start Supplied entries

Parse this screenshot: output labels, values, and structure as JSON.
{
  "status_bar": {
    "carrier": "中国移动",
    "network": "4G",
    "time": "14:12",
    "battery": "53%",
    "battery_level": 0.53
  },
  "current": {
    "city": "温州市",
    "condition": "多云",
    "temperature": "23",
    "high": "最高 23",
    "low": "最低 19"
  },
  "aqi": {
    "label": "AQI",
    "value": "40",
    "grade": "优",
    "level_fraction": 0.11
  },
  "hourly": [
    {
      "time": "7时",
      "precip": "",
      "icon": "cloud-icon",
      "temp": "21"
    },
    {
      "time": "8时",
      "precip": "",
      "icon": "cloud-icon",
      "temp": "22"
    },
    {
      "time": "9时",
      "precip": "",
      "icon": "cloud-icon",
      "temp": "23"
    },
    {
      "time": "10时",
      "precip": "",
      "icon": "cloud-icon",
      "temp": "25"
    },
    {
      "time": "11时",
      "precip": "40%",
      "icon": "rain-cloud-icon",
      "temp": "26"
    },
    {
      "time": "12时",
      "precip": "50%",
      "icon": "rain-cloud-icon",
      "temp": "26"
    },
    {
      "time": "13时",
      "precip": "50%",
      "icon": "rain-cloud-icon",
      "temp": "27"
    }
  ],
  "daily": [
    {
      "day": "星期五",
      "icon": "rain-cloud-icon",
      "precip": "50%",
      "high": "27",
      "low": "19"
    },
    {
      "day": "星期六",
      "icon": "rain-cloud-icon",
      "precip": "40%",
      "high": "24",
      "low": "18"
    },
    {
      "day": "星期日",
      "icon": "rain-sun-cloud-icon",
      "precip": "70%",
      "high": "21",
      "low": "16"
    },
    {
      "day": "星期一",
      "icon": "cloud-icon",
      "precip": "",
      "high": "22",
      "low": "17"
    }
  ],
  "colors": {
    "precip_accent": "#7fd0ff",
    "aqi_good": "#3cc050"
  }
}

end Supplied entries

◆ **Short task**:
Extract each line from the entries above that contains the string "high".

◆ **Result for this task**:
    "high": "最高 23",
      "high": "27",
      "high": "24",
      "high": "21",
      "high": "22",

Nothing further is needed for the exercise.